The UK probiotic market is worth over £500 million — but there is something most consumers do not know
The European Food Safety Authority (EFSA) has never approved a single health claim for any probiotic product. Not one. Every application submitted — and there have been hundreds — has been rejected for insufficient evidence.
This means that in the UK and EU, no probiotic supplement can legally claim to "support gut health," "improve digestion," or "boost immunity." The word "probiotic" itself is considered an implied health claim by some EU regulators.
That does not mean probiotics are useless. It means the regulatory bar is extraordinarily high, and the evidence — while real — is more nuanced than the marketing suggests. This guide explains what probiotics are, what the clinical trial evidence actually shows, and what to look for if you decide to take one.
What are probiotics?
The internationally accepted definition comes from a joint FAO/WHO working group and was reaffirmed by an expert panel in Hill et al. (2014):
"Live microorganisms which, when administered in adequate amounts, confer a health benefit on the host."

» Stored data entries:
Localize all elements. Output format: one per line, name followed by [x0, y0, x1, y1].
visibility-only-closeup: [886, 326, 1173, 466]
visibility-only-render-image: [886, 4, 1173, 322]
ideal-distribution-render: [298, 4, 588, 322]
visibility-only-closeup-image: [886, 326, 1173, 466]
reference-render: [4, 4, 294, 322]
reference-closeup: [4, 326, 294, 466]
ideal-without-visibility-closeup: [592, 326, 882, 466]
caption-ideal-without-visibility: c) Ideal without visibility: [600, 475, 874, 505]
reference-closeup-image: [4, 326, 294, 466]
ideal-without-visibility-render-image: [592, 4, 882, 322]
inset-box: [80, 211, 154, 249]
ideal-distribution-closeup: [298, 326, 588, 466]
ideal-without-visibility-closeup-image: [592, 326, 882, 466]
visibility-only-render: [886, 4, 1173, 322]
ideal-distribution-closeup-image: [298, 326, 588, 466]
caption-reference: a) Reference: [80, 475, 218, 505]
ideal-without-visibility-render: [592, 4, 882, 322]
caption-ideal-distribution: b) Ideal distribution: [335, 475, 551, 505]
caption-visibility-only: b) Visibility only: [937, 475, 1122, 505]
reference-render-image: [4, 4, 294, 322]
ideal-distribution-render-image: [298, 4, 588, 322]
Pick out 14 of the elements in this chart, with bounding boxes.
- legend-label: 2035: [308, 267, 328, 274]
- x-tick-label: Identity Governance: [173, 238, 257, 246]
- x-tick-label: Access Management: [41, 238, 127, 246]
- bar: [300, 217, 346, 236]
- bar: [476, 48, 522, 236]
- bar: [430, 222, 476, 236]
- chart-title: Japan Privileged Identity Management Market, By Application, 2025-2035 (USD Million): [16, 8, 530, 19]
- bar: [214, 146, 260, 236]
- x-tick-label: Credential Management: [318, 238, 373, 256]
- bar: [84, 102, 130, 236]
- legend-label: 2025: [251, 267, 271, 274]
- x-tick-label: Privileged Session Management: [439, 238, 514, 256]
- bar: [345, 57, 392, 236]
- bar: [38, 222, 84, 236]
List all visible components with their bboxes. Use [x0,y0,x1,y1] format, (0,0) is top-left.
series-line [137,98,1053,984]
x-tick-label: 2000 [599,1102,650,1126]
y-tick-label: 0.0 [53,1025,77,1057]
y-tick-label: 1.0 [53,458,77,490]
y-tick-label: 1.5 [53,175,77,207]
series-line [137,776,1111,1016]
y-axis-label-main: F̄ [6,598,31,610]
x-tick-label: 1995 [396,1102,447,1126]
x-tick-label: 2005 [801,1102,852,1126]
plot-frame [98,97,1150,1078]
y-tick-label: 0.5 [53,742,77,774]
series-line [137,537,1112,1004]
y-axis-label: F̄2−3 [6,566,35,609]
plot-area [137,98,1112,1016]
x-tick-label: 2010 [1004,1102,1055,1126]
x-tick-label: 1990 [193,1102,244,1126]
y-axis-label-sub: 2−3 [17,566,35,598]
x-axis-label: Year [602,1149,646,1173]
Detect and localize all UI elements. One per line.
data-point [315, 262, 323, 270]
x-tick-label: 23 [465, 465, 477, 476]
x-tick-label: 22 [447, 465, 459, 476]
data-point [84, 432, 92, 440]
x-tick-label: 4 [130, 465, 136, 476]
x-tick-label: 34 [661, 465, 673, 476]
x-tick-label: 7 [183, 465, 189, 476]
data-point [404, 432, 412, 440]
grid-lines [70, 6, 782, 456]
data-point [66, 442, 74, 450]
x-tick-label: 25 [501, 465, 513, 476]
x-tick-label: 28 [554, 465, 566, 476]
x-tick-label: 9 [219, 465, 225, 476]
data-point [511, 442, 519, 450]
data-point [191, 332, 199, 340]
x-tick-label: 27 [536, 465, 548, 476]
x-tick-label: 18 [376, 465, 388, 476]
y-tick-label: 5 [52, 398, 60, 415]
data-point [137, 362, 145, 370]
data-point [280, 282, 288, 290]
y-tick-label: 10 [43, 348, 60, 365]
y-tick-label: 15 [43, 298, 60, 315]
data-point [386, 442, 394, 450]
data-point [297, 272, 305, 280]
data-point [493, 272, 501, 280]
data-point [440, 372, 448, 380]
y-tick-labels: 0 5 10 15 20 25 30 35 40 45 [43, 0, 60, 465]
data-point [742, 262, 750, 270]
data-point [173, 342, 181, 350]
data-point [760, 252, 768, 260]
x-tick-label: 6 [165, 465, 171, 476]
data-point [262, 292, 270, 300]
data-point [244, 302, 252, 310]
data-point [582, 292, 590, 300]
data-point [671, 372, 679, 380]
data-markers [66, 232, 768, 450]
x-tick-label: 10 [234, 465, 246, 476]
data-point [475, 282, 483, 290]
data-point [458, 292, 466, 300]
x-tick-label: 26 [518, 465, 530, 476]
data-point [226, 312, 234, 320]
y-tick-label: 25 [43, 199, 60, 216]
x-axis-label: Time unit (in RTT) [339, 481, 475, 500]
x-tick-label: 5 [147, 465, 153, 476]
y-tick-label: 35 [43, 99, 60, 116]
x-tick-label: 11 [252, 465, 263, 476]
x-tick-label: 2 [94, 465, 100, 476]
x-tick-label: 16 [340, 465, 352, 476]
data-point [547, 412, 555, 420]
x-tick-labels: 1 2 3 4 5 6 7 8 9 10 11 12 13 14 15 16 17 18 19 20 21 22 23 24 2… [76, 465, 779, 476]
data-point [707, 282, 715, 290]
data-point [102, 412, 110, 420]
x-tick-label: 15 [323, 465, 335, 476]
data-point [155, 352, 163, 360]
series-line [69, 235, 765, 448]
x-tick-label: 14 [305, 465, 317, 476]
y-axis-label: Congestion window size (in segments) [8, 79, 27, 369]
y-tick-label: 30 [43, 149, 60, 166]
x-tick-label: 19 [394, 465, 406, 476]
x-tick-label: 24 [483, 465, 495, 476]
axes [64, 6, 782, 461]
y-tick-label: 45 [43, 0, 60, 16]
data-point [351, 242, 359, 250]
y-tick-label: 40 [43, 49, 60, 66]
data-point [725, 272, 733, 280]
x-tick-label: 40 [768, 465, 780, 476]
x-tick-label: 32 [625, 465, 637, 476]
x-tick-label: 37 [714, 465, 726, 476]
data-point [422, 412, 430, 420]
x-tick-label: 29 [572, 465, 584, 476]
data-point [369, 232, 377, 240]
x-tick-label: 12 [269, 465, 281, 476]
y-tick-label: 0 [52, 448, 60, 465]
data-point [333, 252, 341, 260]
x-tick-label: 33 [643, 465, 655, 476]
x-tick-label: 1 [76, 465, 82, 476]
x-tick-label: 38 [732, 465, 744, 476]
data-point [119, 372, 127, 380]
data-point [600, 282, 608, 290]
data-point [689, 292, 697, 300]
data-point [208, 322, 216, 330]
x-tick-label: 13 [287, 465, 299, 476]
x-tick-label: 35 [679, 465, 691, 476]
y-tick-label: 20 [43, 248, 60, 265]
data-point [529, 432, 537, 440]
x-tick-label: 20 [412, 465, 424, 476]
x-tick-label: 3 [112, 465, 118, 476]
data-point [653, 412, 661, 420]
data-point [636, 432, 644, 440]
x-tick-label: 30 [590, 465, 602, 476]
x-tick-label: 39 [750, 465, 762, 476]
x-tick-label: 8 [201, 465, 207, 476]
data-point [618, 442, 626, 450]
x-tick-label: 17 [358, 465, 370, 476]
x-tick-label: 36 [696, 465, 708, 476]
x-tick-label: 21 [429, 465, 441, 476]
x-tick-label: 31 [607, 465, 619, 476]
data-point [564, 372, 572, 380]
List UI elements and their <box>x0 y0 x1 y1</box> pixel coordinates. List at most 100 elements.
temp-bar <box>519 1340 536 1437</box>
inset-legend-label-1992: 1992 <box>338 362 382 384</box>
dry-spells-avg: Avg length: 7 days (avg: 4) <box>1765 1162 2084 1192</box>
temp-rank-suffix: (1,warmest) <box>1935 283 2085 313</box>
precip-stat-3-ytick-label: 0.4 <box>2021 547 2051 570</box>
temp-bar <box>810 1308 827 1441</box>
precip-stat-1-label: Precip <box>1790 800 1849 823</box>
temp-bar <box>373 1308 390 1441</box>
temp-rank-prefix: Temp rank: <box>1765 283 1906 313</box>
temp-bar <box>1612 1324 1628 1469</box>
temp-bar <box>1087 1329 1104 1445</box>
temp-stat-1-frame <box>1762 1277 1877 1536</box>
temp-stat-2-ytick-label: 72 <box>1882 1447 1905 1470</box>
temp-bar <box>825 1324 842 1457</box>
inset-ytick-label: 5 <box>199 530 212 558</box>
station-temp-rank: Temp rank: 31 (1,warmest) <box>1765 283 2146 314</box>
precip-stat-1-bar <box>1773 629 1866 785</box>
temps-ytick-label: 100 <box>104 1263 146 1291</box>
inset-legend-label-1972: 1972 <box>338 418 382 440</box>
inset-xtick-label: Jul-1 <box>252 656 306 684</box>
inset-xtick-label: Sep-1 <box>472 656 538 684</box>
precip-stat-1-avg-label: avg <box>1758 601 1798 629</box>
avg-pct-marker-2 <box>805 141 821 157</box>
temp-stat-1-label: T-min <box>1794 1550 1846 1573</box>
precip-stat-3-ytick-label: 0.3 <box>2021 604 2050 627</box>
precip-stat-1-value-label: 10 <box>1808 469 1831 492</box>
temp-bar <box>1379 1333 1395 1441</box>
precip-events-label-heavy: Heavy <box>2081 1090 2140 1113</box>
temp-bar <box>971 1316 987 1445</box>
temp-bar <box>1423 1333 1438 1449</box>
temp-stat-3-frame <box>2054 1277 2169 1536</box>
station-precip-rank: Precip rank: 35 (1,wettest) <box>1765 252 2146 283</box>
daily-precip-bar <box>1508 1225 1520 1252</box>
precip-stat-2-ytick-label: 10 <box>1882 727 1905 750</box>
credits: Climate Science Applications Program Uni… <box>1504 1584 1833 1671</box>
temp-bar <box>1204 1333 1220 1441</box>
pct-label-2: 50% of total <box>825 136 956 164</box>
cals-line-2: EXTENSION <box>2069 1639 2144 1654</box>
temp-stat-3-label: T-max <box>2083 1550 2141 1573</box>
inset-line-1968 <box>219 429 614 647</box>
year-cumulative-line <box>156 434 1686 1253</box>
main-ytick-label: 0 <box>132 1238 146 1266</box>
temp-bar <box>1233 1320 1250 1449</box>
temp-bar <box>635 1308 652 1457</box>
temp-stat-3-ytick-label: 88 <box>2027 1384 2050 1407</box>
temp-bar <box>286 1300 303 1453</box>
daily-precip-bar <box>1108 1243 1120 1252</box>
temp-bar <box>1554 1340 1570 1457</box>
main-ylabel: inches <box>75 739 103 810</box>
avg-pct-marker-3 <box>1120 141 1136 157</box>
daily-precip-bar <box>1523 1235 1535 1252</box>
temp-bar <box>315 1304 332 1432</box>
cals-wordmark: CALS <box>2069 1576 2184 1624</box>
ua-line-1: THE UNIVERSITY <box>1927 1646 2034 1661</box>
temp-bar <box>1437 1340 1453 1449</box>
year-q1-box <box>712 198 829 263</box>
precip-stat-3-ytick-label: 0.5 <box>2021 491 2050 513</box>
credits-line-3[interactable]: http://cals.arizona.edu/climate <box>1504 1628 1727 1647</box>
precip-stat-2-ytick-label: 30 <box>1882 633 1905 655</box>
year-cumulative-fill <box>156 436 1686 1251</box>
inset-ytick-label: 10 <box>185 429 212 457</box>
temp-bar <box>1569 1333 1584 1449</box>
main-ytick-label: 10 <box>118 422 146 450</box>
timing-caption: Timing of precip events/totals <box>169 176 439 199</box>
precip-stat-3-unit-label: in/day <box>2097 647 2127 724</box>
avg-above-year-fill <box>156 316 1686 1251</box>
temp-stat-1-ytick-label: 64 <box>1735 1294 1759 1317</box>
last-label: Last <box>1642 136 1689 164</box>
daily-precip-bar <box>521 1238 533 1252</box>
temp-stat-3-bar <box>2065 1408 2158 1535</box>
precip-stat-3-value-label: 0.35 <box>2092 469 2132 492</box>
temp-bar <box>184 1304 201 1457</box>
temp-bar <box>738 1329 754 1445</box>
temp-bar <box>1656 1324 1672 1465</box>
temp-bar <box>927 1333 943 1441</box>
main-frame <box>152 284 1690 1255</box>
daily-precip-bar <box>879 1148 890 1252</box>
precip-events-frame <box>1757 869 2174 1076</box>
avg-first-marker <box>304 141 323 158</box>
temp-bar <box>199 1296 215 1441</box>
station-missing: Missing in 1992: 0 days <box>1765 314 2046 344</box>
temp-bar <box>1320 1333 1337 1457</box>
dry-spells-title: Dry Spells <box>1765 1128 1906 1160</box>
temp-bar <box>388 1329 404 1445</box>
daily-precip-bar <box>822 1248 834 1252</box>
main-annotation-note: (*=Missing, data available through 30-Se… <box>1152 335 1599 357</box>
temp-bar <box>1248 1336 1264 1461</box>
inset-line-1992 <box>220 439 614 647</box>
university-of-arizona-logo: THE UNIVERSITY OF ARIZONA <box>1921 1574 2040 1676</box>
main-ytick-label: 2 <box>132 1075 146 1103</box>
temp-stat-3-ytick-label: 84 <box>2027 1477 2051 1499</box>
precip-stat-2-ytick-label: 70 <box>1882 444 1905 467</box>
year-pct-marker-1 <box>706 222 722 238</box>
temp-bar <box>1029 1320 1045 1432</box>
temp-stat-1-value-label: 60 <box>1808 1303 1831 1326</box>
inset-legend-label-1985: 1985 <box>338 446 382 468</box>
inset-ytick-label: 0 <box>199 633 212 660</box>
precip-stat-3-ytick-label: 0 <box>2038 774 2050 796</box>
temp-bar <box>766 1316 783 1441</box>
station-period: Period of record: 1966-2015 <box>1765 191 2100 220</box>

» Tasks:
A. Update the probiotics guide between "This means that" and "some EU regulators.", inclusive, so that "regulators" becomes "authorities".
B. Write what comes next in the probiotics guide, picking up from its final line.

» Answers to the exercises:
A.
This means that in the UK and EU, no probiotic supplement can legally claim to "support gut health," "improve digestion," or "boost immunity." The word "probiotic" itself is considered an implied health claim by some EU authorities.

B.
This is a scientific definition, not a regulatory one. In the EU and UK, there is no legal definition of "probiotic" in food law, and regulators have treated the term itself as an unauthorised health claim in certain enforcement contexts.
The key elements of the definition are worth unpacking:
- Live — the organisms must be alive when consumed, which raises immediate questions about whether they survive manufacturing, shelf storage, and passage through stomach acid
- Adequate amounts — dose matters, and the effective dose varies by strain
- Health benefit — this must be demonstrated in human clinical trials for the specific strain, not assumed from the genus or species
The regulatory reality: why no probiotic claim has been approved
Between 2008 and 2012, EFSA assessed hundreds of health claim applications for probiotics. All were rejected. The EFSA Register of nutrition and health claims contains no authorised claims for any probiotic strain.
The rejections were not because EFSA concluded probiotics are ineffective. The primary reasons were:
- Insufficient characterisation — many applications did not adequately identify the specific strain being studied
- Cause and effect not established — EFSA required a clear causal mechanism linking the strain to the claimed benefit, not just an association
- Study quality — many supporting studies had methodological limitations, small sample sizes, or lacked appropriate controls
As Rijkers et al. (2013) analysed in their review of EFSA opinions, the authority applied a pharmaceutical-level evidence standard to food-category products — a standard that even some well-established nutritional science struggles to meet.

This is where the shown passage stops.